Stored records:
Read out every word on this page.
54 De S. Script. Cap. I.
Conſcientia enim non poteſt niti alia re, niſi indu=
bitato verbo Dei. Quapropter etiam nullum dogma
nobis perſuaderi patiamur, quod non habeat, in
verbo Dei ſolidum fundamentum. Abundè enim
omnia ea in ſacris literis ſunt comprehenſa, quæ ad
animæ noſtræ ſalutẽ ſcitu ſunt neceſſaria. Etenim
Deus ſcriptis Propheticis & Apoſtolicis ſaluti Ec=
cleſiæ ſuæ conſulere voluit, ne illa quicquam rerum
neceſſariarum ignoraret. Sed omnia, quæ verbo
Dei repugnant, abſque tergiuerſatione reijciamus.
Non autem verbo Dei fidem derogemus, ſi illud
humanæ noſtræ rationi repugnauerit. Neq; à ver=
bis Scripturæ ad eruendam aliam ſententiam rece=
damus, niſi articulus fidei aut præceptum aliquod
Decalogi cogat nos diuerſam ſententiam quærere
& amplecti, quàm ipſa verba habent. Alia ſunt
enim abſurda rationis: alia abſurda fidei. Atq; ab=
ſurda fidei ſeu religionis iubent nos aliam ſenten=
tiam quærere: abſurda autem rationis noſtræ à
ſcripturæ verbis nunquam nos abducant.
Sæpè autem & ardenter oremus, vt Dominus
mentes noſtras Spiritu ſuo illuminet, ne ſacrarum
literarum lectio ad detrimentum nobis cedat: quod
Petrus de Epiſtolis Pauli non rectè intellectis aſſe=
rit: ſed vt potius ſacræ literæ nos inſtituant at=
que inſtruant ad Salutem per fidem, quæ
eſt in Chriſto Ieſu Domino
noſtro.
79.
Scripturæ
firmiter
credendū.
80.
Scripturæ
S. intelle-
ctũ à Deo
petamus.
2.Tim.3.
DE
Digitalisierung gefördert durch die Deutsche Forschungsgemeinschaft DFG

Request: Output each record precisely as given.

Completed task:
Read out every word on this page.
54 De S. Script. Cap. I.
Conſcientia enim non poteſt niti alia re, niſi indu=
bitato verbo Dei. Quapropter etiam nullum dogma
nobis perſuaderi patiamur, quod non habeat, in
verbo Dei ſolidum fundamentum. Abundè enim
omnia ea in ſacris literis ſunt comprehenſa, quæ ad
animæ noſtræ ſalutẽ ſcitu ſunt neceſſaria. Etenim
Deus ſcriptis Propheticis & Apoſtolicis ſaluti Ec=
cleſiæ ſuæ conſulere voluit, ne illa quicquam rerum
neceſſariarum ignoraret. Sed omnia, quæ verbo
Dei repugnant, abſque tergiuerſatione reijciamus.
Non autem verbo Dei fidem derogemus, ſi illud
humanæ noſtræ rationi repugnauerit. Neq; à ver=
bis Scripturæ ad eruendam aliam ſententiam rece=
damus, niſi articulus fidei aut præceptum aliquod
Decalogi cogat nos diuerſam ſententiam quærere
& amplecti, quàm ipſa verba habent. Alia ſunt
enim abſurda rationis: alia abſurda fidei. Atq; ab=
ſurda fidei ſeu religionis iubent nos aliam ſenten=
tiam quærere: abſurda autem rationis noſtræ à
ſcripturæ verbis nunquam nos abducant.
Sæpè autem & ardenter oremus, vt Dominus
mentes noſtras Spiritu ſuo illuminet, ne ſacrarum
literarum lectio ad detrimentum nobis cedat: quod
Petrus de Epiſtolis Pauli non rectè intellectis aſſe=
rit: ſed vt potius ſacræ literæ nos inſtituant at=
que inſtruant ad Salutem per fidem, quæ
eſt in Chriſto Ieſu Domino
noſtro.
79.
Scripturæ
firmiter
credendū.
80.
Scripturæ
S. intelle-
ctũ à Deo
petamus.
2.Tim.3.
DE
Digitalisierung gefördert durch die Deutsche Forschungsgemeinschaft DFG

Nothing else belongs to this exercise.